Collected data
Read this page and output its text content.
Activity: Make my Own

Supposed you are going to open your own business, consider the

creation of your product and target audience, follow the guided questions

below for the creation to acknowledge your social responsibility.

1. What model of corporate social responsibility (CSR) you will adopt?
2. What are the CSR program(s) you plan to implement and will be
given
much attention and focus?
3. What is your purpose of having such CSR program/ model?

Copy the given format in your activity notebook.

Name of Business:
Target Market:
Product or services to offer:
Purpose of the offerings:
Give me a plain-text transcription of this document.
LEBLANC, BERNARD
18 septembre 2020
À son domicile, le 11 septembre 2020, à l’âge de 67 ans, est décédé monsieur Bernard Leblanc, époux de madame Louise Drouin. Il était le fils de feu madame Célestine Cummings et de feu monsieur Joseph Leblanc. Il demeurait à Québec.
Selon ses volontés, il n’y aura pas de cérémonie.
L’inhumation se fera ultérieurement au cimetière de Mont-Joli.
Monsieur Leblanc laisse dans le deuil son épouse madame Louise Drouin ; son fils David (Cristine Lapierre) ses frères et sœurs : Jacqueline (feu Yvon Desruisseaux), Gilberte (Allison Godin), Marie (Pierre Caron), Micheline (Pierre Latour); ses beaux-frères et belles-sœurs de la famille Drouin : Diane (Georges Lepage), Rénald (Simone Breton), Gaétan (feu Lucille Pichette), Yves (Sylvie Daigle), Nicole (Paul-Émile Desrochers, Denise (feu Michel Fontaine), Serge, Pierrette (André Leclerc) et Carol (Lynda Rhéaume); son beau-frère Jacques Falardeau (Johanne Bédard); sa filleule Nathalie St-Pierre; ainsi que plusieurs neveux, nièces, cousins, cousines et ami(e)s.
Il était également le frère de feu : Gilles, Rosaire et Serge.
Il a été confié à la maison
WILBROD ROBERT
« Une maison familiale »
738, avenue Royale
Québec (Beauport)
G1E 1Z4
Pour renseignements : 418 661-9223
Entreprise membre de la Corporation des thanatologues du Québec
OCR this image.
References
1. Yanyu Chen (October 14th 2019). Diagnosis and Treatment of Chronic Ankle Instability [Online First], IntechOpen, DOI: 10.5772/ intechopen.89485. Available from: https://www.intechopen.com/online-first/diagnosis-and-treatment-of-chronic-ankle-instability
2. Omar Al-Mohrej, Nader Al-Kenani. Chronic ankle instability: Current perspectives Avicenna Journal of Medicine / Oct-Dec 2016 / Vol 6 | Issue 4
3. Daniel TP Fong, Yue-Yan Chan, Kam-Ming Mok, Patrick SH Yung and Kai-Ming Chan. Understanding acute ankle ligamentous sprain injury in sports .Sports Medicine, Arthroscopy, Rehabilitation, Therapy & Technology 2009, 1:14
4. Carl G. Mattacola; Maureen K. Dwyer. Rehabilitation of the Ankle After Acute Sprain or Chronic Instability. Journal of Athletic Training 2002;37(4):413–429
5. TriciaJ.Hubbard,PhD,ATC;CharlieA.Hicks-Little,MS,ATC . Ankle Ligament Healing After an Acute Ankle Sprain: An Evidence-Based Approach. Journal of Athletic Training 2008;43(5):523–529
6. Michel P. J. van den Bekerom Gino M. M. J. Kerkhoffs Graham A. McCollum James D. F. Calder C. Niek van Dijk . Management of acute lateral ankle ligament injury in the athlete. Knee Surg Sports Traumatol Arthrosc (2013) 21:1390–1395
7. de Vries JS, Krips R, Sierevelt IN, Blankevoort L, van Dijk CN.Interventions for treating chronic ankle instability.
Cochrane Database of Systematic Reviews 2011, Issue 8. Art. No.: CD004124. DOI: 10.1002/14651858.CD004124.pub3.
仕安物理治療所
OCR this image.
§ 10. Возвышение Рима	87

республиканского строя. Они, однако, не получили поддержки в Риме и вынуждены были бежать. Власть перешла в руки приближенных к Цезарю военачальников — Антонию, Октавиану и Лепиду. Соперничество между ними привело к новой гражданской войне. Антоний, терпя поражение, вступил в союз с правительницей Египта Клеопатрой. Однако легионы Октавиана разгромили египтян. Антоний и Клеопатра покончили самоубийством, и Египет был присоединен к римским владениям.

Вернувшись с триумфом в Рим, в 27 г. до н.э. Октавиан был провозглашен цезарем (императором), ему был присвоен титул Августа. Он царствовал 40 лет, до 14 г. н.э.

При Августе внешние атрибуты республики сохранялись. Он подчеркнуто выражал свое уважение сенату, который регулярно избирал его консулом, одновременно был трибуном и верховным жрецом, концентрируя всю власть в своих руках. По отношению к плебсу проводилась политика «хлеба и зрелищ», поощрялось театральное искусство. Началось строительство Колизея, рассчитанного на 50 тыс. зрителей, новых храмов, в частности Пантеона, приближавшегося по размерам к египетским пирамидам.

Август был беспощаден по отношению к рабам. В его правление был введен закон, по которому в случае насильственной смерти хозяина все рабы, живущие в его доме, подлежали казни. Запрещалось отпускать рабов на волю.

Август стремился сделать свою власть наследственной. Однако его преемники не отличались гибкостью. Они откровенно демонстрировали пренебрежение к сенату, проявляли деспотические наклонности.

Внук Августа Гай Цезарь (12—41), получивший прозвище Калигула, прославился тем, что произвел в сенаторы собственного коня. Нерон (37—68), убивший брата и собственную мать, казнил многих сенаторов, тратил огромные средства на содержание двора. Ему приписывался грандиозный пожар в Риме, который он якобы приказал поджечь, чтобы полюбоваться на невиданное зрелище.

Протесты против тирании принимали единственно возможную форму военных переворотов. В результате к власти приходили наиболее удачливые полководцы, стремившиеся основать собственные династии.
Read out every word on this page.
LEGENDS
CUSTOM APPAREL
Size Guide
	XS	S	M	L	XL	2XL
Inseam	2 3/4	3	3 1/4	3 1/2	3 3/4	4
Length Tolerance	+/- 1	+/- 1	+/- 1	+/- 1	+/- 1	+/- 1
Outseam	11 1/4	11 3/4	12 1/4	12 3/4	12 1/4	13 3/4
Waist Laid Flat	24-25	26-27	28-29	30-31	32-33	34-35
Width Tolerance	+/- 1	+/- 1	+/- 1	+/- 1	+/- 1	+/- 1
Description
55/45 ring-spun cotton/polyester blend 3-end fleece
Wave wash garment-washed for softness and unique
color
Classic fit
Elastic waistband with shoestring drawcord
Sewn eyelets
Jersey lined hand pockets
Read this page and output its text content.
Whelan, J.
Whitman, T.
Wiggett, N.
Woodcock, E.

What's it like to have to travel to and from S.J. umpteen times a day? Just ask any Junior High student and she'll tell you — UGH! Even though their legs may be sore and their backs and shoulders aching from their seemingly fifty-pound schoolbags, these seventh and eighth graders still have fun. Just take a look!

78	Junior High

Your goal: Reproduce each entry from the records above, character for character.

Written response:
Read this page and output its text content.
Activity: Make my Own

Supposed you are going to open your own business, consider the

creation of your product and target audience, follow the guided questions

below for the creation to acknowledge your social responsibility.

1. What model of corporate social responsibility (CSR) you will adopt?
2. What are the CSR program(s) you plan to implement and will be
given
much attention and focus?
3. What is your purpose of having such CSR program/ model?

Copy the given format in your activity notebook.

Name of Business:
Target Market:
Product or services to offer:
Purpose of the offerings:
Give me a plain-text transcription of this document.
LEBLANC, BERNARD
18 septembre 2020
À son domicile, le 11 septembre 2020, à l’âge de 67 ans, est décédé monsieur Bernard Leblanc, époux de madame Louise Drouin. Il était le fils de feu madame Célestine Cummings et de feu monsieur Joseph Leblanc. Il demeurait à Québec.
Selon ses volontés, il n’y aura pas de cérémonie.
L’inhumation se fera ultérieurement au cimetière de Mont-Joli.
Monsieur Leblanc laisse dans le deuil son épouse madame Louise Drouin ; son fils David (Cristine Lapierre) ses frères et sœurs : Jacqueline (feu Yvon Desruisseaux), Gilberte (Allison Godin), Marie (Pierre Caron), Micheline (Pierre Latour); ses beaux-frères et belles-sœurs de la famille Drouin : Diane (Georges Lepage), Rénald (Simone Breton), Gaétan (feu Lucille Pichette), Yves (Sylvie Daigle), Nicole (Paul-Émile Desrochers, Denise (feu Michel Fontaine), Serge, Pierrette (André Leclerc) et Carol (Lynda Rhéaume); son beau-frère Jacques Falardeau (Johanne Bédard); sa filleule Nathalie St-Pierre; ainsi que plusieurs neveux, nièces, cousins, cousines et ami(e)s.
Il était également le frère de feu : Gilles, Rosaire et Serge.
Il a été confié à la maison
WILBROD ROBERT
« Une maison familiale »
738, avenue Royale
Québec (Beauport)
G1E 1Z4
Pour renseignements : 418 661-9223
Entreprise membre de la Corporation des thanatologues du Québec
OCR this image.
References
1. Yanyu Chen (October 14th 2019). Diagnosis and Treatment of Chronic Ankle Instability [Online First], IntechOpen, DOI: 10.5772/ intechopen.89485. Available from: https://www.intechopen.com/online-first/diagnosis-and-treatment-of-chronic-ankle-instability
2. Omar Al-Mohrej, Nader Al-Kenani. Chronic ankle instability: Current perspectives Avicenna Journal of Medicine / Oct-Dec 2016 / Vol 6 | Issue 4
3. Daniel TP Fong, Yue-Yan Chan, Kam-Ming Mok, Patrick SH Yung and Kai-Ming Chan. Understanding acute ankle ligamentous sprain injury in sports .Sports Medicine, Arthroscopy, Rehabilitation, Therapy & Technology 2009, 1:14
4. Carl G. Mattacola; Maureen K. Dwyer. Rehabilitation of the Ankle After Acute Sprain or Chronic Instability. Journal of Athletic Training 2002;37(4):413–429
5. TriciaJ.Hubbard,PhD,ATC;CharlieA.Hicks-Little,MS,ATC . Ankle Ligament Healing After an Acute Ankle Sprain: An Evidence-Based Approach. Journal of Athletic Training 2008;43(5):523–529
6. Michel P. J. van den Bekerom Gino M. M. J. Kerkhoffs Graham A. McCollum James D. F. Calder C. Niek van Dijk . Management of acute lateral ankle ligament injury in the athlete. Knee Surg Sports Traumatol Arthrosc (2013) 21:1390–1395
7. de Vries JS, Krips R, Sierevelt IN, Blankevoort L, van Dijk CN.Interventions for treating chronic ankle instability.
Cochrane Database of Systematic Reviews 2011, Issue 8. Art. No.: CD004124. DOI: 10.1002/14651858.CD004124.pub3.
仕安物理治療所
OCR this image.
§ 10. Возвышение Рима	87

республиканского строя. Они, однако, не получили поддержки в Риме и вынуждены были бежать. Власть перешла в руки приближенных к Цезарю военачальников — Антонию, Октавиану и Лепиду. Соперничество между ними привело к новой гражданской войне. Антоний, терпя поражение, вступил в союз с правительницей Египта Клеопатрой. Однако легионы Октавиана разгромили египтян. Антоний и Клеопатра покончили самоубийством, и Египет был присоединен к римским владениям.

Вернувшись с триумфом в Рим, в 27 г. до н.э. Октавиан был провозглашен цезарем (императором), ему был присвоен титул Августа. Он царствовал 40 лет, до 14 г. н.э.

При Августе внешние атрибуты республики сохранялись. Он подчеркнуто выражал свое уважение сенату, который регулярно избирал его консулом, одновременно был трибуном и верховным жрецом, концентрируя всю власть в своих руках. По отношению к плебсу проводилась политика «хлеба и зрелищ», поощрялось театральное искусство. Началось строительство Колизея, рассчитанного на 50 тыс. зрителей, новых храмов, в частности Пантеона, приближавшегося по размерам к египетским пирамидам.

Август был беспощаден по отношению к рабам. В его правление был введен закон, по которому в случае насильственной смерти хозяина все рабы, живущие в его доме, подлежали казни. Запрещалось отпускать рабов на волю.

Август стремился сделать свою власть наследственной. Однако его преемники не отличались гибкостью. Они откровенно демонстрировали пренебрежение к сенату, проявляли деспотические наклонности.

Внук Августа Гай Цезарь (12—41), получивший прозвище Калигула, прославился тем, что произвел в сенаторы собственного коня. Нерон (37—68), убивший брата и собственную мать, казнил многих сенаторов, тратил огромные средства на содержание двора. Ему приписывался грандиозный пожар в Риме, который он якобы приказал поджечь, чтобы полюбоваться на невиданное зрелище.

Протесты против тирании принимали единственно возможную форму военных переворотов. В результате к власти приходили наиболее удачливые полководцы, стремившиеся основать собственные династии.
Read out every word on this page.
LEGENDS
CUSTOM APPAREL
Size Guide
	XS	S	M	L	XL	2XL
Inseam	2 3/4	3	3 1/4	3 1/2	3 3/4	4
Length Tolerance	+/- 1	+/- 1	+/- 1	+/- 1	+/- 1	+/- 1
Outseam	11 1/4	11 3/4	12 1/4	12 3/4	12 1/4	13 3/4
Waist Laid Flat	24-25	26-27	28-29	30-31	32-33	34-35
Width Tolerance	+/- 1	+/- 1	+/- 1	+/- 1	+/- 1	+/- 1
Description
55/45 ring-spun cotton/polyester blend 3-end fleece
Wave wash garment-washed for softness and unique
color
Classic fit
Elastic waistband with shoestring drawcord
Sewn eyelets
Jersey lined hand pockets
Read this page and output its text content.
Whelan, J.
Whitman, T.
Wiggett, N.
Woodcock, E.

What's it like to have to travel to and from S.J. umpteen times a day? Just ask any Junior High student and she'll tell you — UGH! Even though their legs may be sore and their backs and shoulders aching from their seemingly fifty-pound schoolbags, these seventh and eighth graders still have fun. Just take a look!

78	Junior High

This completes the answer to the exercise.